Task details => Across the material below, how many lines contain the word "USDJPY"? Give only the number.

Exercise inputs =>
========================================================================

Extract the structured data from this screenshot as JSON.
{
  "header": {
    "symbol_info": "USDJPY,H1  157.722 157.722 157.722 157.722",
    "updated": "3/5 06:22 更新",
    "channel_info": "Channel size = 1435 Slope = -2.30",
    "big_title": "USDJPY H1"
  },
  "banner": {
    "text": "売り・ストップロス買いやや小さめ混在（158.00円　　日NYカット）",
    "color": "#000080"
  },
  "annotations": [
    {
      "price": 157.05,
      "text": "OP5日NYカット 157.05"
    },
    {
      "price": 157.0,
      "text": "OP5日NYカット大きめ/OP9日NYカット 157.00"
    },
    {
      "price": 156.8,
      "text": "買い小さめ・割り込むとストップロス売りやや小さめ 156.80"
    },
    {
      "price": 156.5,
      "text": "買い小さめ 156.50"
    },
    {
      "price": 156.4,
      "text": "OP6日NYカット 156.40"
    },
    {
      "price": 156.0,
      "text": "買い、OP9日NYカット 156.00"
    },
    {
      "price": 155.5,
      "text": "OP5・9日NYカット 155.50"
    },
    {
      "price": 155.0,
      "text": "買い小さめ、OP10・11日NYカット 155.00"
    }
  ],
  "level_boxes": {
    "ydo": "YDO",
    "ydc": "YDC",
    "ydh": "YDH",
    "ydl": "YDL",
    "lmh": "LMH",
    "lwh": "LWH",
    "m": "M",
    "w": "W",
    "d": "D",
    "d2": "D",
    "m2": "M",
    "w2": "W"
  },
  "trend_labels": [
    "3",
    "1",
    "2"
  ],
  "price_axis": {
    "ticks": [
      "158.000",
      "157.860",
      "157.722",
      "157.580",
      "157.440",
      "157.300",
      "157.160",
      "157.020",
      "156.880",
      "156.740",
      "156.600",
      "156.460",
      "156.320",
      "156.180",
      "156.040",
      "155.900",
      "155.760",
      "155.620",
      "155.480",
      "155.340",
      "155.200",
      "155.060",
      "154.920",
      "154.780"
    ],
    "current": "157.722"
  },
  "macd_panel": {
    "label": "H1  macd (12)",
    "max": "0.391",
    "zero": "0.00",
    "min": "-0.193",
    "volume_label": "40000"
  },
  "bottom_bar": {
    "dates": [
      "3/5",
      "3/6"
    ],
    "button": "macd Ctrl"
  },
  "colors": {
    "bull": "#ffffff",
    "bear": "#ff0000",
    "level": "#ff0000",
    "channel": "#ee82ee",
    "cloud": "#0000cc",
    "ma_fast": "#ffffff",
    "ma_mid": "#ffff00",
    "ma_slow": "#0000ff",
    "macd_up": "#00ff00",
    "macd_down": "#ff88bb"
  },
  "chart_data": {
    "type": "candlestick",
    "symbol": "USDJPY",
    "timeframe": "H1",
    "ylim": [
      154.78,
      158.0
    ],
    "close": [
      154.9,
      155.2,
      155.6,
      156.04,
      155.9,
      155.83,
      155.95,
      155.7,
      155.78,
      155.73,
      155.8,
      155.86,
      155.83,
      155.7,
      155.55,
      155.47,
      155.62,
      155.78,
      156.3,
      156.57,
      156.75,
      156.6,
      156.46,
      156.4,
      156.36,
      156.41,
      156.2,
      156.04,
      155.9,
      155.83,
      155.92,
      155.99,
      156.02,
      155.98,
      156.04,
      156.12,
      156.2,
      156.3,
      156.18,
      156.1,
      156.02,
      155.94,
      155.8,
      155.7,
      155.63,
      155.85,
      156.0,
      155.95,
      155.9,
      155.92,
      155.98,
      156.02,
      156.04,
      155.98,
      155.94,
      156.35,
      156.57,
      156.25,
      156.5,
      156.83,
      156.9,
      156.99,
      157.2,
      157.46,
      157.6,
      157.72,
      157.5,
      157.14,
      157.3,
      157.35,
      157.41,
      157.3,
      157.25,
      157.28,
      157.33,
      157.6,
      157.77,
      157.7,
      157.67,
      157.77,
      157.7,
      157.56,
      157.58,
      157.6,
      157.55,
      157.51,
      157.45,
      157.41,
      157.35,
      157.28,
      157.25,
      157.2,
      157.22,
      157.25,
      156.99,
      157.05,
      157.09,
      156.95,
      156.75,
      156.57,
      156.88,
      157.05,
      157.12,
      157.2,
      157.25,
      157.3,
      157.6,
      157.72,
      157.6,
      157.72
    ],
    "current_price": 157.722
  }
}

========================================================================

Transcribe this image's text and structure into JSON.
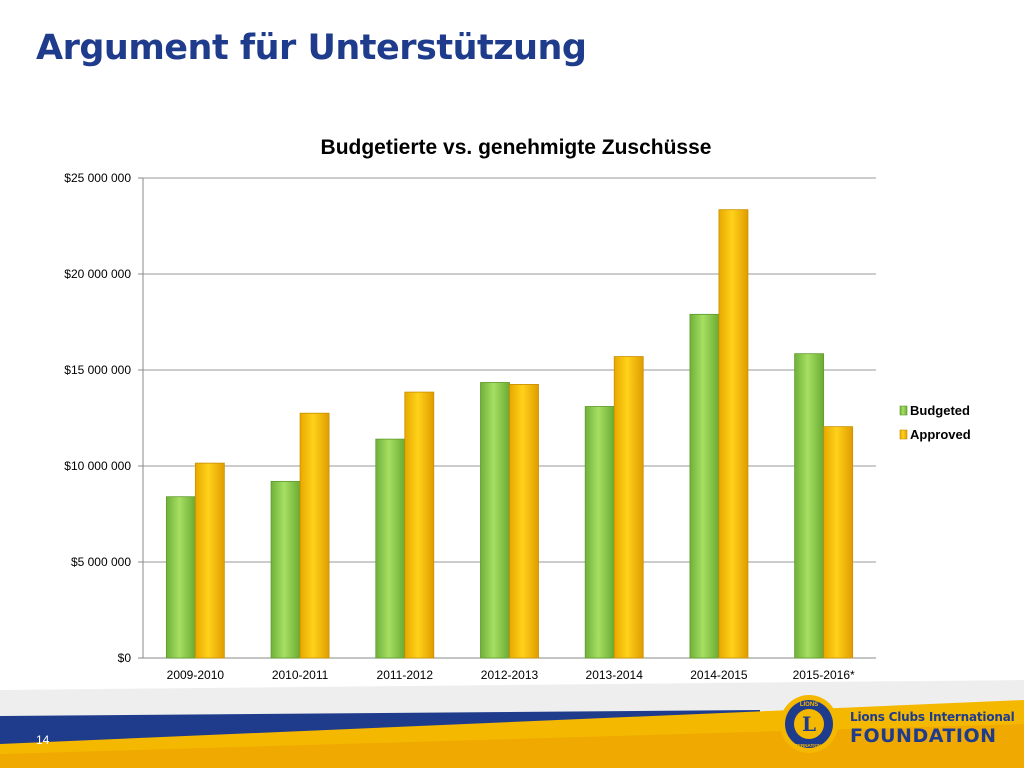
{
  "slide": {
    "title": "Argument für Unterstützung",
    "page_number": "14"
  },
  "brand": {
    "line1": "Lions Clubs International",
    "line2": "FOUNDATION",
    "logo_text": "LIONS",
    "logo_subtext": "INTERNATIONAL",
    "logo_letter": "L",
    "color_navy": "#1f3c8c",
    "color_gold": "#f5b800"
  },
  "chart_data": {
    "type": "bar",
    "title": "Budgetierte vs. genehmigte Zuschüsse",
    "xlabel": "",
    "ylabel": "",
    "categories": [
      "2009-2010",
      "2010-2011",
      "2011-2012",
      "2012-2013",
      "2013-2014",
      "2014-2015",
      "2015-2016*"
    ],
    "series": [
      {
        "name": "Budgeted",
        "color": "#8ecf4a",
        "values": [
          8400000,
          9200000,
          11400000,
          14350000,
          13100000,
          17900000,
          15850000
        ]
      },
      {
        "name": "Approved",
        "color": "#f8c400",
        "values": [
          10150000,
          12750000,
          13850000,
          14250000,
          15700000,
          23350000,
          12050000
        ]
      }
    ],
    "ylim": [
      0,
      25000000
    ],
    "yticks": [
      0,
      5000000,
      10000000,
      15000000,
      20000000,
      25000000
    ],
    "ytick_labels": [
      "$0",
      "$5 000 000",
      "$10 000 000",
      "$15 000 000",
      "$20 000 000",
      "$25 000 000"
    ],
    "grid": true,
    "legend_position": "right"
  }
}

========================================================================

Output => 3